### Texte du document
--*--

C'est en cette fin de Décembre 2007 que ma première lecture dans le cadre du challenge ABC s'est achevée. Il s'agit du roman d'Ann Radcliffe, Les mystères d'Udolphe. Long ouvrage de près de 900 pages, je l'ai attaqué non sans quelques appréhensions (au vu de son épaisseur) et sort de cette lecture ravie et enthousiaste. J'ai d'ailleurs immédiatement entamé son pendant parodique, Northanger Abbey de Jane Austen.


"Quoique éclairé maintenant par le soleil couchant, la gothique grandeur de son architecture, ses antiques murailles de pierre grise, en faisaient un objet imposant et sinistre. La lumière s'affaiblit insensiblement sur les murs, et ne répandit qu'une teinte de pourpre qui, s'effaçant à son tour, laisse les montagnes, le château et tous les objets environnants dans la plus profonde obscurité. Isolé, vaste et massif, il semblait dominer la contrée."

La romancière nous emmène dans un long voyage à travers la France du Sud et l'Italie, en passant par de sombres et inquiétantes forêts, par de hautes montagnes et par de vieux châteaux. Udolphe, sombre ruine et lieu de séquestration, apparait comme un lieu central dans cette histoire. Sordides histoires de meurtres et de revenants, enlèvements et bandits patibulaires, airs mélancoliques s'élevant au loin, passés troublés et secrets de famille, le périple d'Emilie la confrontera à de multiples épreuves. Le mystère est très présent tout au long du livre ; la terreur et le délire imaginatif poussent une innocente jeune fille à douter face à l'anormal, à l'étrange et à l'inquiétant. L'héroïne, suite à de nombreuses péripéties, se retrouve séquestrée dans un antique château appartenant à son tuteur, lieu qu'elle visite souvent au beau milieu de la nuit, en quête d'explications, en quête de repères, mais aussi en quête d'elle-même. Les motifs de la verticalité et de l'immense sont récurrents, le roman semble habité d'anciennes peurs que l'on ne saurait plus aujourd'hui expliquer : sentiment de vertige et de terreur face à la violence des montagnes, la hauteur des murs, l'obscurité d'une forêt. Dans ces paysages déchirés, on touche au sublime, à ce sentiment d'effroi face à l'immensité du monde. Les descriptions sont nombreuses, et posent ce cadre étrange qui seul permet le surgissement du surnaturel - si surnaturel il y a. Les vieilles pierres sifflant sous les bourrasques du vent, le vacarme d'un brusque orage, l'obscurité qui baigne chaque couloir et chaque chambre. L'esprit s'emballe, et l'héroïne "croit voir", "pense apercevoir" ou "imagine". C'est là toute l'essence de la terreur dans ce roman.

--*--

### Liste

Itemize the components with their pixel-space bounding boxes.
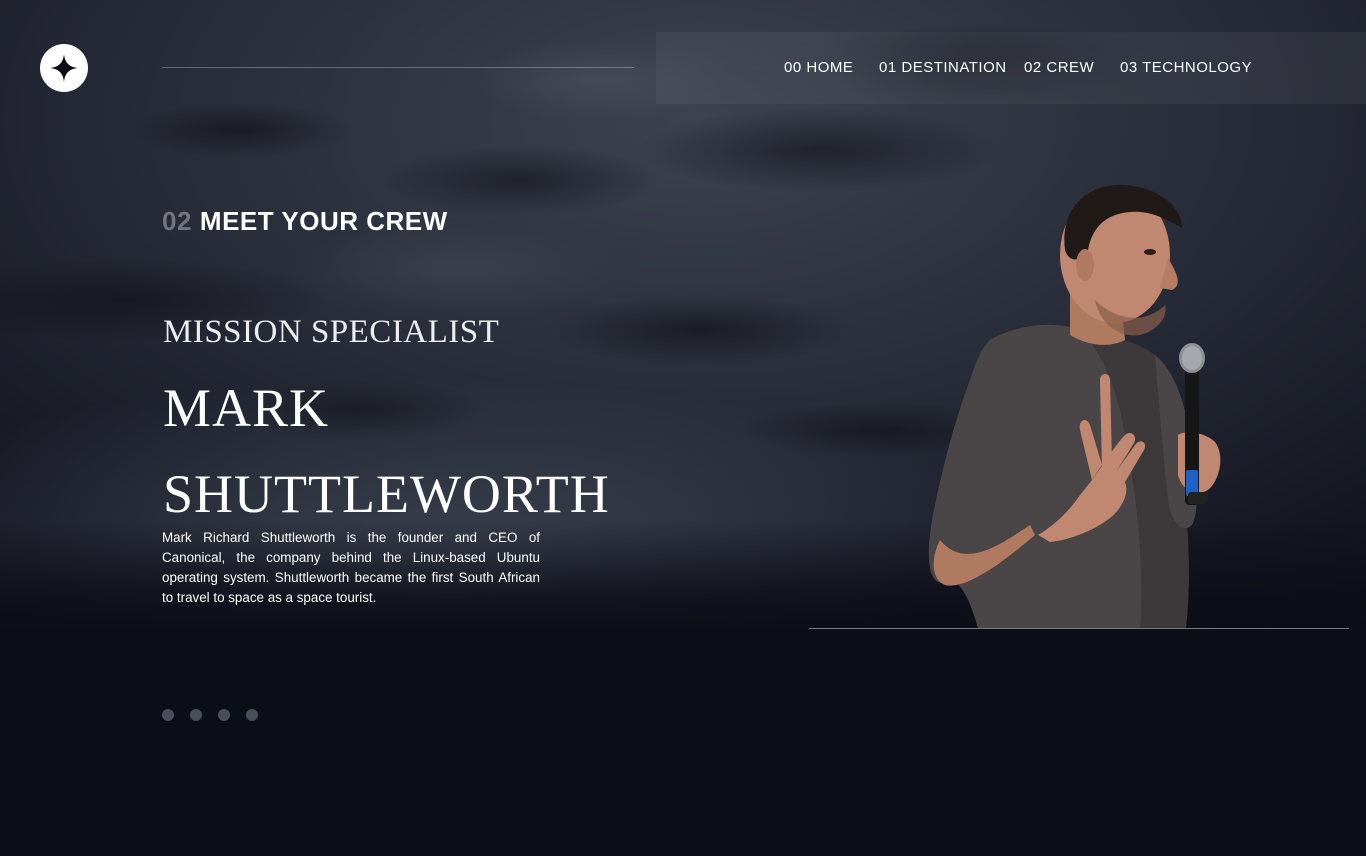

--*--

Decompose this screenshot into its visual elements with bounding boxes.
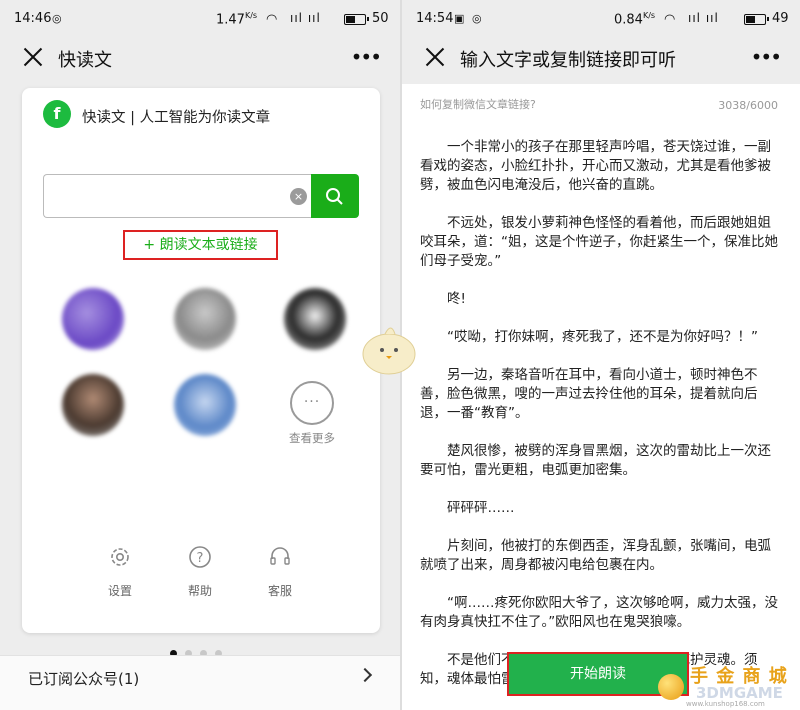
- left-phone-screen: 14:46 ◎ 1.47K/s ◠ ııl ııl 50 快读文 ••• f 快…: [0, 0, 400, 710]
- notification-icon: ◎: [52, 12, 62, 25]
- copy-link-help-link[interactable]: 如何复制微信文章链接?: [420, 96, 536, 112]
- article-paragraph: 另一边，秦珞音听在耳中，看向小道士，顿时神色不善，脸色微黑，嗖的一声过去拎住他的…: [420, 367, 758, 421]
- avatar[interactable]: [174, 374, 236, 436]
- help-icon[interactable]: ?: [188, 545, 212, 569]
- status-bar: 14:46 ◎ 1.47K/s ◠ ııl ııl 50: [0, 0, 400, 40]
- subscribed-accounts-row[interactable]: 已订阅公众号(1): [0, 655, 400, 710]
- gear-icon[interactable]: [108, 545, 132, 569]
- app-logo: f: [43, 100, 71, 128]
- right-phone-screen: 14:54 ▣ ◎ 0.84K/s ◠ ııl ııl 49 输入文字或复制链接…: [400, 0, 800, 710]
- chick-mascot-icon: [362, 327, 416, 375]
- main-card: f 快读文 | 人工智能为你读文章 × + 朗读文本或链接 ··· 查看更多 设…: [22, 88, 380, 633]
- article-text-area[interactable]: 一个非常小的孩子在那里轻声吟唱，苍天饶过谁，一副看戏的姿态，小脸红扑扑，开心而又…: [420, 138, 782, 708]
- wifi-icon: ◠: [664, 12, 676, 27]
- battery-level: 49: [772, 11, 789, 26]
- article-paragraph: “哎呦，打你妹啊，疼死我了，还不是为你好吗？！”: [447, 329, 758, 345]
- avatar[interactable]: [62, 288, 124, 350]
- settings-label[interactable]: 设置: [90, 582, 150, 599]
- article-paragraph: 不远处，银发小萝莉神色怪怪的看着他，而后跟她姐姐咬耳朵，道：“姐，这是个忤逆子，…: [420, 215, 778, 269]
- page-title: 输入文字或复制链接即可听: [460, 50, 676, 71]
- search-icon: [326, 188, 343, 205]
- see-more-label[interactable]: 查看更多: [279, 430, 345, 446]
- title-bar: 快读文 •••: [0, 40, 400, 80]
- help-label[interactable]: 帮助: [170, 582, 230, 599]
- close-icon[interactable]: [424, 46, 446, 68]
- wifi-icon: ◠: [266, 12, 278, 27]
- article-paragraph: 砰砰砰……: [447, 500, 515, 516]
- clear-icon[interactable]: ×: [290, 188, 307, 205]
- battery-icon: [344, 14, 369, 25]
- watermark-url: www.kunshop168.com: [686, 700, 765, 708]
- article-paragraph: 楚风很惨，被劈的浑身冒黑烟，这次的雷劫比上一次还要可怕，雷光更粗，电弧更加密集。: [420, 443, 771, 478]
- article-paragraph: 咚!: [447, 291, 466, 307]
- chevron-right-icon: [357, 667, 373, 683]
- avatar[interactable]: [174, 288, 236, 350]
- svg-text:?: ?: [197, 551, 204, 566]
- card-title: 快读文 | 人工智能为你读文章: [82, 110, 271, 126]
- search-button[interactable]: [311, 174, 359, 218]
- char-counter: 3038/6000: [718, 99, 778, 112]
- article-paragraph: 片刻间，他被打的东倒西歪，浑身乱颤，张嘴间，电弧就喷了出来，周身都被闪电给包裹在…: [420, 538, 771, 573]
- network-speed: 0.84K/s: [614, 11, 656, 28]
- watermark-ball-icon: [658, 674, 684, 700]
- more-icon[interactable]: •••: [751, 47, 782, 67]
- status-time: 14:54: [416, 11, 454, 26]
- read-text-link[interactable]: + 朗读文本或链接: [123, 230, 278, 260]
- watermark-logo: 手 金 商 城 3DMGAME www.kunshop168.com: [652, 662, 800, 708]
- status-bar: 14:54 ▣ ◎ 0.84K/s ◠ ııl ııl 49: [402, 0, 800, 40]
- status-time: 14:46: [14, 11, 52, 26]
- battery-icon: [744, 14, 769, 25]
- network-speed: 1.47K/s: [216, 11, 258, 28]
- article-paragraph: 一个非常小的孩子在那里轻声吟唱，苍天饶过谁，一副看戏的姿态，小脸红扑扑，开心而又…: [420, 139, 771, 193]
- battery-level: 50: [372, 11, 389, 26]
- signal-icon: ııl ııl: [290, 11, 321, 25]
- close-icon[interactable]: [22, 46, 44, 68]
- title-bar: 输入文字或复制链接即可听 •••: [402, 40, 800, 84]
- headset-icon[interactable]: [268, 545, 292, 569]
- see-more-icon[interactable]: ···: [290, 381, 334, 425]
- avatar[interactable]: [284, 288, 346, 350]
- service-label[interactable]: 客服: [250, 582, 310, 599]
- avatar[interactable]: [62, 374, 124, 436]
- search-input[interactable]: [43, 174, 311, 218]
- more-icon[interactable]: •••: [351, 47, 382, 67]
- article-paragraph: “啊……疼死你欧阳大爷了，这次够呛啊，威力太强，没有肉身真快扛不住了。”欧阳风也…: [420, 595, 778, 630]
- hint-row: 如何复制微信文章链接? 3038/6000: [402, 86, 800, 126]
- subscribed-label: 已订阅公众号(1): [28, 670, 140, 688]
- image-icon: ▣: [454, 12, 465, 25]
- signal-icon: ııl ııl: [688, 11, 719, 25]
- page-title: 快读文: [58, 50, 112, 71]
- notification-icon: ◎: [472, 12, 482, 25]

--*--

### Exercice court 1
D'après le texte sur Les mystères d'Udolphe, quelle œuvre parodique a été entamée immédiatement après la lecture de ce roman ?
### Exercice court 2
Dans le texte sur Les mystères d'Udolphe, relevez toutes les expressions entre guillemets qui disent ce que fait l'héroïne lorsque son esprit s'emballe.
### Exercice court 3
Continuez le texte sur Les mystères d'Udolphe à partir de sa dernière phrase.

### Réponse 1
Northanger Abbey de Jane Austen.

### Réponse 2
« croit voir », « pense apercevoir », « imagine »

### Réponse 3
Entre les jeux de lumières et les sons lointains, le lecteur est emmené bien malgré lui dans ces errances à travers une nature hostile ou au fil des corridors d'un château en ruine. Peu vraisemblable, plus dans la suggestion que dans l'horreur pure, ce livre conserve un charme désuet auquel on peut se laisser prendre, si l'on sait fermer les yeux et voir Udolphe, si l'on sait s'abandonner et sentir l'effroi, à la vue de spectacles innommables - et innommés jusqu'à la fin du roman - dissimulés derrière de mystérieux voiles noirs.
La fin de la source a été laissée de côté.